%%

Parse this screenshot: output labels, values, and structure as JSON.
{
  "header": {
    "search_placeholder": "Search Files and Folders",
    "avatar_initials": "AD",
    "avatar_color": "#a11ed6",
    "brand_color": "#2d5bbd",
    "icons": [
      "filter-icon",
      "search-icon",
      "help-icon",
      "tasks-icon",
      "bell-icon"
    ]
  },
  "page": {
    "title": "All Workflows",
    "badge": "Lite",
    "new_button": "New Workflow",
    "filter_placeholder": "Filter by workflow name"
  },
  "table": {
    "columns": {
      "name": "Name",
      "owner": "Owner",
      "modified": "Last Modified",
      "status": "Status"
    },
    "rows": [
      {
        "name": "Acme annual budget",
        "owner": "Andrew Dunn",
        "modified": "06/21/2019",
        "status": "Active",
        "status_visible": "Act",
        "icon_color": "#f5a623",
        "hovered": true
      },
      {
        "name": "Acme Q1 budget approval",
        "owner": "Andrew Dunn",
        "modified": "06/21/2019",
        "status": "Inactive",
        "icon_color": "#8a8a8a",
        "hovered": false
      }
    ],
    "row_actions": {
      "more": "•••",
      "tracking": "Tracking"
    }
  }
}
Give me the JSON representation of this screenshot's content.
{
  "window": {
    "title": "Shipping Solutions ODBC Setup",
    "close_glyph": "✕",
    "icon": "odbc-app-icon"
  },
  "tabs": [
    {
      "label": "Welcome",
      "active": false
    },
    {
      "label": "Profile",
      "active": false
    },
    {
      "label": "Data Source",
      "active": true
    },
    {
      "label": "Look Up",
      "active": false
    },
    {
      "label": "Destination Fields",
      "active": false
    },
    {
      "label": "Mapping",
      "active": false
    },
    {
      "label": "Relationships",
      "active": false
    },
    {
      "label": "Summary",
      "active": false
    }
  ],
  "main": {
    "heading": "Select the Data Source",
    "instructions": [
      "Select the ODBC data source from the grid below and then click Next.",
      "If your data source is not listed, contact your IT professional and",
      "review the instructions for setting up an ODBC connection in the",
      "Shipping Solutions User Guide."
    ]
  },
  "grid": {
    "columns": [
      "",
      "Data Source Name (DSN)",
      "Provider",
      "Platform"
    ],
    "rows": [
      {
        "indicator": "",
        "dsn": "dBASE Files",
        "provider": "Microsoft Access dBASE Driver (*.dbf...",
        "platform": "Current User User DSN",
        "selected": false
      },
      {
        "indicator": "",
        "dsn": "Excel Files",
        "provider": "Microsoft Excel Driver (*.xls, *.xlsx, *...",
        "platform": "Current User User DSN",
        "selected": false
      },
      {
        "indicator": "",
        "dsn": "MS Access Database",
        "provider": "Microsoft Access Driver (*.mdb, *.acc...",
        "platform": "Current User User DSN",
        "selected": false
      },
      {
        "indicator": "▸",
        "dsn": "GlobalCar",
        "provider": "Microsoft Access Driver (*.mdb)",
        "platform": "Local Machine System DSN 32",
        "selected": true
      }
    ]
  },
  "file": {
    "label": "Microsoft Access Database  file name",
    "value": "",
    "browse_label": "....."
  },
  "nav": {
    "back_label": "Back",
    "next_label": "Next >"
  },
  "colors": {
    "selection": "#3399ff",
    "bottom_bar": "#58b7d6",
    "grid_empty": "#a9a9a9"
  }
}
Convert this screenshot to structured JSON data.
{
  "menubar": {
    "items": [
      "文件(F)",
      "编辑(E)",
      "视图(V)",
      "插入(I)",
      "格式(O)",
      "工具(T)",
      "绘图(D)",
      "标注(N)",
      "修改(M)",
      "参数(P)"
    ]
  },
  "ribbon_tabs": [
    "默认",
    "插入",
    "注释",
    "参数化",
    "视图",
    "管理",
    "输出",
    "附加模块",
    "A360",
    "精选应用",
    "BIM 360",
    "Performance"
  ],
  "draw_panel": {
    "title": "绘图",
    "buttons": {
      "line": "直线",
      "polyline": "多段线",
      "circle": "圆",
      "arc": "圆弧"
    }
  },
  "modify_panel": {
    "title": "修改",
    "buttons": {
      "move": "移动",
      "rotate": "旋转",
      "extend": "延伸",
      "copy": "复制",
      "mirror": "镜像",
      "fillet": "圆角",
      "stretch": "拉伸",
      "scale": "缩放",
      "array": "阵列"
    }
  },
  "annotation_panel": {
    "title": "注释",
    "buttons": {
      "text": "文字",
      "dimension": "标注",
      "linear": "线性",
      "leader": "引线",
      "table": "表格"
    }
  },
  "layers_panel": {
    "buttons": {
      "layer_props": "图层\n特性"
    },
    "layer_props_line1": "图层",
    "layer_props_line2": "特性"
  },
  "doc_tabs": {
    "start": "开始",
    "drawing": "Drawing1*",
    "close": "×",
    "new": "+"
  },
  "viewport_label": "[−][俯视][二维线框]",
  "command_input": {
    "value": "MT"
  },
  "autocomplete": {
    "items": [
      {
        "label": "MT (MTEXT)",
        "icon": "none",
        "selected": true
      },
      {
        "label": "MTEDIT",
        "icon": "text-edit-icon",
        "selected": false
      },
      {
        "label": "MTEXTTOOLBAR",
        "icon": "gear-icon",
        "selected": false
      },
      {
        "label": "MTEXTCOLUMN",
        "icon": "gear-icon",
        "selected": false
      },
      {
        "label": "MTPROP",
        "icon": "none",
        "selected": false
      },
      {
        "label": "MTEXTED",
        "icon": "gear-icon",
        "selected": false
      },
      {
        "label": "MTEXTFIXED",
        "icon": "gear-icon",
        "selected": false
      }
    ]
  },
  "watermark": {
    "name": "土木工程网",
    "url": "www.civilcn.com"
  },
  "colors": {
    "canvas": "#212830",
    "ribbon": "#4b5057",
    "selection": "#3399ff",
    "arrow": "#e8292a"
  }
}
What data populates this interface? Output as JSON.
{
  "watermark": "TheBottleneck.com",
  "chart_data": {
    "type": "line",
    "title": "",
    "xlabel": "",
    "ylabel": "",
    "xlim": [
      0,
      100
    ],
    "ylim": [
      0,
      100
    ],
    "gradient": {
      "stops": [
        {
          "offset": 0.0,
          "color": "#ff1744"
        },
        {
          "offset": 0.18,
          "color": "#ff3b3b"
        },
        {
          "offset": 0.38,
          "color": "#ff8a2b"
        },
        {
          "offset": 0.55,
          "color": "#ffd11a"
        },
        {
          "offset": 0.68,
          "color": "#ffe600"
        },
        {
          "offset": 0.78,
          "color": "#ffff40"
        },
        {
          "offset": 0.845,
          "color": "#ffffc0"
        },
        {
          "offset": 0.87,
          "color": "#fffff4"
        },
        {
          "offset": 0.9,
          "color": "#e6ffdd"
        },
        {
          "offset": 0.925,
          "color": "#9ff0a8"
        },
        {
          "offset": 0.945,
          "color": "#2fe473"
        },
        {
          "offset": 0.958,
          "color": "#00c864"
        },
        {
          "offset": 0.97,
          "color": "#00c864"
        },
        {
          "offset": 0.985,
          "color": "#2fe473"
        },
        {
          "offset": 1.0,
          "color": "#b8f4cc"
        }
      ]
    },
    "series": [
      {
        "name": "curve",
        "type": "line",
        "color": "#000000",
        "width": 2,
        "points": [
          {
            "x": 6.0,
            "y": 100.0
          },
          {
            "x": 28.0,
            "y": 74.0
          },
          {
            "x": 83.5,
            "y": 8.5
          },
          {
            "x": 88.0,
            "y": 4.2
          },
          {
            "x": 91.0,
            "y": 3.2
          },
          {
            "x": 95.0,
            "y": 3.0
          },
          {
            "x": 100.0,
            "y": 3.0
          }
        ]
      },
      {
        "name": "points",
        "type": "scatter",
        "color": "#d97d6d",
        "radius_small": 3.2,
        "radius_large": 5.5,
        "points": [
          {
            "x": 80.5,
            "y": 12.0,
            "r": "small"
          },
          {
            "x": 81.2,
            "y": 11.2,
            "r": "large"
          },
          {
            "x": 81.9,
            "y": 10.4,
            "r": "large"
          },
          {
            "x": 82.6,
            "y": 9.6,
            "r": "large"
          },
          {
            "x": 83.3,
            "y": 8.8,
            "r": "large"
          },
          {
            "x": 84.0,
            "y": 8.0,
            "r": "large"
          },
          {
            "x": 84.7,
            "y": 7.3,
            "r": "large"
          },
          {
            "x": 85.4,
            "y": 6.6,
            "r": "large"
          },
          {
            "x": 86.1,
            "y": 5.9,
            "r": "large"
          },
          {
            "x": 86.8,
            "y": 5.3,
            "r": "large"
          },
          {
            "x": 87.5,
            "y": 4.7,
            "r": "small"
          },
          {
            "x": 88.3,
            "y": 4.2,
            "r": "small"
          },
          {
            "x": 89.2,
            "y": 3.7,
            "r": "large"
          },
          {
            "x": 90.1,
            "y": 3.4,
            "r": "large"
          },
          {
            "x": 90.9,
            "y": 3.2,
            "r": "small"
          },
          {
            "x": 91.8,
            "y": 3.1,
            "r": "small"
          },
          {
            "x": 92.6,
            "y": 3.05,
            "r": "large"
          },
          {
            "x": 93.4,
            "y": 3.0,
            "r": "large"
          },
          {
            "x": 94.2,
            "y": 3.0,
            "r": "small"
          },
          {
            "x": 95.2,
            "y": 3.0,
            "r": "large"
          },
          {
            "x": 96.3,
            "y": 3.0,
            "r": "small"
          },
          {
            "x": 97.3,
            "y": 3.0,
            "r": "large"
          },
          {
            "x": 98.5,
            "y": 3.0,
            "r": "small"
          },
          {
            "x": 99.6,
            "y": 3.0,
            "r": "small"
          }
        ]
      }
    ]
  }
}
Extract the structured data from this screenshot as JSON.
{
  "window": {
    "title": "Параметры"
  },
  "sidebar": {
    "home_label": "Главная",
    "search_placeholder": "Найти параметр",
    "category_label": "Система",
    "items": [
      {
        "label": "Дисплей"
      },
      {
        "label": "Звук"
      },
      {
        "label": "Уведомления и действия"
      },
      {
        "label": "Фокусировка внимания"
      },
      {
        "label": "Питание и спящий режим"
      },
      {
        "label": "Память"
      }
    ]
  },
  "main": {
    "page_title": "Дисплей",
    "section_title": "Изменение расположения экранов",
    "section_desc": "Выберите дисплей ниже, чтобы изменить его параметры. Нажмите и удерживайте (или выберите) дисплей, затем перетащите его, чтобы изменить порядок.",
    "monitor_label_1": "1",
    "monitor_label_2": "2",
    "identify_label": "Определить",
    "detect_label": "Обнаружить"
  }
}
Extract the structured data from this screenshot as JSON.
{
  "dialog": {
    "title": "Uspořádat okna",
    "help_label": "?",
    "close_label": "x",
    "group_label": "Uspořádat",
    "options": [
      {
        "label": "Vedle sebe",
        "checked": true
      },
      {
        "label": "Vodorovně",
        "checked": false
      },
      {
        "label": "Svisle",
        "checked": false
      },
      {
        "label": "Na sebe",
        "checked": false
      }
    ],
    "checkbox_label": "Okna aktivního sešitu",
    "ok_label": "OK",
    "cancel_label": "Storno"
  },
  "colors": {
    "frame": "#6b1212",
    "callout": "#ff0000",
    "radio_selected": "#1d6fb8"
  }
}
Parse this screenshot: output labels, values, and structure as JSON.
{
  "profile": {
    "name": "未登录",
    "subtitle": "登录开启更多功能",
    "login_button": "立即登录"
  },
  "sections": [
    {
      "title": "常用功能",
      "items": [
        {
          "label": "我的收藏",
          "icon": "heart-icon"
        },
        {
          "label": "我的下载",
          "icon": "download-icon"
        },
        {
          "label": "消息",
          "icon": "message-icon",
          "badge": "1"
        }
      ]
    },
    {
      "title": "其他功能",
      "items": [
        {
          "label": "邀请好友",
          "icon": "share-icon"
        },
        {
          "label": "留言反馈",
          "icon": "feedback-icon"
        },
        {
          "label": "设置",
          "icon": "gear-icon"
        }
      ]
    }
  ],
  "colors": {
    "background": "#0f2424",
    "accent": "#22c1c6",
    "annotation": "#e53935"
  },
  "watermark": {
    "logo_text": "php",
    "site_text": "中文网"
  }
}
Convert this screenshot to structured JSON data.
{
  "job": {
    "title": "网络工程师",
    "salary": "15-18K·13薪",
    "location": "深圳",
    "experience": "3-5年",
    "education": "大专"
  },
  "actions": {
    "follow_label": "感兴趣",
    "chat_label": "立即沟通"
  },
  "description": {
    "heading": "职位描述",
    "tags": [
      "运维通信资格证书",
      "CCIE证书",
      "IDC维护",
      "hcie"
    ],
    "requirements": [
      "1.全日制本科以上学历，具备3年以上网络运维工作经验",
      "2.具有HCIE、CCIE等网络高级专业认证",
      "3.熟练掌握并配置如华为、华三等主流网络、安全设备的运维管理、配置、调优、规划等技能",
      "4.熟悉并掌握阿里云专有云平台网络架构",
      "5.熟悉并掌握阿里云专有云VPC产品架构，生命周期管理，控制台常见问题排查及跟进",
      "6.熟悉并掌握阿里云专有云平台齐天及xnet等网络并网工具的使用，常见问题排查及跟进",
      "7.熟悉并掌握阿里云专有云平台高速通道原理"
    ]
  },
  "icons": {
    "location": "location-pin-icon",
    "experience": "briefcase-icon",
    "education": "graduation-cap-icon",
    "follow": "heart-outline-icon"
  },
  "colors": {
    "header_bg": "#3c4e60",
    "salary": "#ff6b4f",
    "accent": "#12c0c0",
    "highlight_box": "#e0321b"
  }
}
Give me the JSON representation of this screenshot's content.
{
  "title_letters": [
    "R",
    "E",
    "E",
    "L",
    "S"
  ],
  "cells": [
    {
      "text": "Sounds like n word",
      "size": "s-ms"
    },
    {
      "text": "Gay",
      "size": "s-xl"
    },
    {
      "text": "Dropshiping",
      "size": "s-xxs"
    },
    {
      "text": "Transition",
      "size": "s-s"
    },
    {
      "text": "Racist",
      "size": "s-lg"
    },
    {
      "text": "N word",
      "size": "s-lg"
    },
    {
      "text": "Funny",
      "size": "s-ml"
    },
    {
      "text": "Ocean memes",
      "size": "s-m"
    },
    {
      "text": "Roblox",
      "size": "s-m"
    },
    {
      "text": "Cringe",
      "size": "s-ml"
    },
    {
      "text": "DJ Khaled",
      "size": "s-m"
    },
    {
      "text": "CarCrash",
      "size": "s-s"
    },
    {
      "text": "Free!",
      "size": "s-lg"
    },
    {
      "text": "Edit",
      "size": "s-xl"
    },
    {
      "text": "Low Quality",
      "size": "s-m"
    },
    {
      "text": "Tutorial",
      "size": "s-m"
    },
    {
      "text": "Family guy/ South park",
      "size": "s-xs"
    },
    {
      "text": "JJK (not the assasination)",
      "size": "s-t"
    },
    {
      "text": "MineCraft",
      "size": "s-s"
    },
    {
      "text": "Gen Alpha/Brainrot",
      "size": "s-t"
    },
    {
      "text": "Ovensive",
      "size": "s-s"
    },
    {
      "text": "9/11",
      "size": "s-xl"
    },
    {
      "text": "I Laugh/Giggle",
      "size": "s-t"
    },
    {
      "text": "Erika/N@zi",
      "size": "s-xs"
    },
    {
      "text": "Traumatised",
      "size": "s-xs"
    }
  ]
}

%%

EXERCISE DESCRIPTION: Using the listing above, show every line that includes the string "Shipping".

THE SOLUTION:
    "title": "Shipping Solutions ODBC Setup",
      "Shipping Solutions User Guide."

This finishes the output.